What to do — Every line below that holds the string "color" should be copied out.

──────── Data in this exercise

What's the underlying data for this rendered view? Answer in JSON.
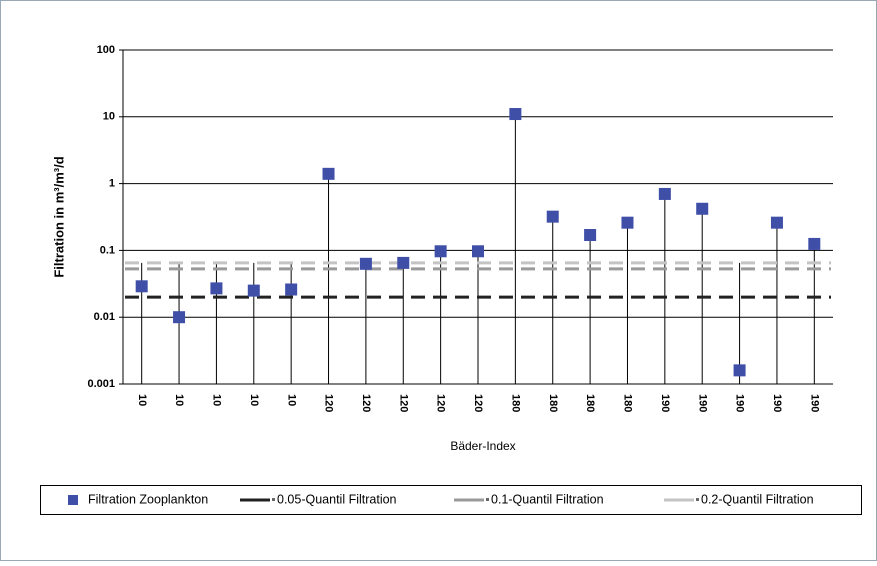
{
  "chart_data": {
    "type": "scatter",
    "y_label": "Filtration in m³/m³/d",
    "x_label": "Bäder-Index",
    "categories": [
      "10",
      "10",
      "10",
      "10",
      "10",
      "120",
      "120",
      "120",
      "120",
      "120",
      "180",
      "180",
      "180",
      "180",
      "190",
      "190",
      "190",
      "190",
      "190"
    ],
    "ylim": [
      0.001,
      100
    ],
    "yticks": [
      0.001,
      0.01,
      0.1,
      1,
      10,
      100
    ],
    "log_y": true,
    "grid": true,
    "legend": "bottom",
    "series": [
      {
        "name": "Filtration Zooplankton",
        "color": "#3f4fa8",
        "style": "marker",
        "values": [
          0.029,
          0.01,
          0.027,
          0.025,
          0.026,
          1.4,
          0.063,
          0.065,
          0.097,
          0.097,
          11,
          0.32,
          0.17,
          0.26,
          0.7,
          0.42,
          0.0016,
          0.26,
          0.125
        ]
      },
      {
        "name": "0.05-Quantil Filtration",
        "color": "#222222",
        "style": "dashed",
        "values": [
          0.02,
          0.02,
          0.02,
          0.02,
          0.02,
          0.02,
          0.02,
          0.02,
          0.02,
          0.02,
          0.02,
          0.02,
          0.02,
          0.02,
          0.02,
          0.02,
          0.02,
          0.02,
          0.02
        ]
      },
      {
        "name": "0.1-Quantil Filtration",
        "color": "#9a9a9a",
        "style": "dashed",
        "values": [
          0.053,
          0.053,
          0.053,
          0.053,
          0.053,
          0.053,
          0.053,
          0.053,
          0.053,
          0.053,
          0.053,
          0.053,
          0.053,
          0.053,
          0.053,
          0.053,
          0.053,
          0.053,
          0.053
        ]
      },
      {
        "name": "0.2-Quantil Filtration",
        "color": "#c4c4c4",
        "style": "dashed",
        "values": [
          0.065,
          0.065,
          0.065,
          0.065,
          0.065,
          0.065,
          0.065,
          0.065,
          0.065,
          0.065,
          0.065,
          0.065,
          0.065,
          0.065,
          0.065,
          0.065,
          0.065,
          0.065,
          0.065
        ]
      }
    ]
  }
}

────────────────

Result for this task —
        "color": "#3f4fa8",
        "color": "#222222",
        "color": "#9a9a9a",
        "color": "#c4c4c4",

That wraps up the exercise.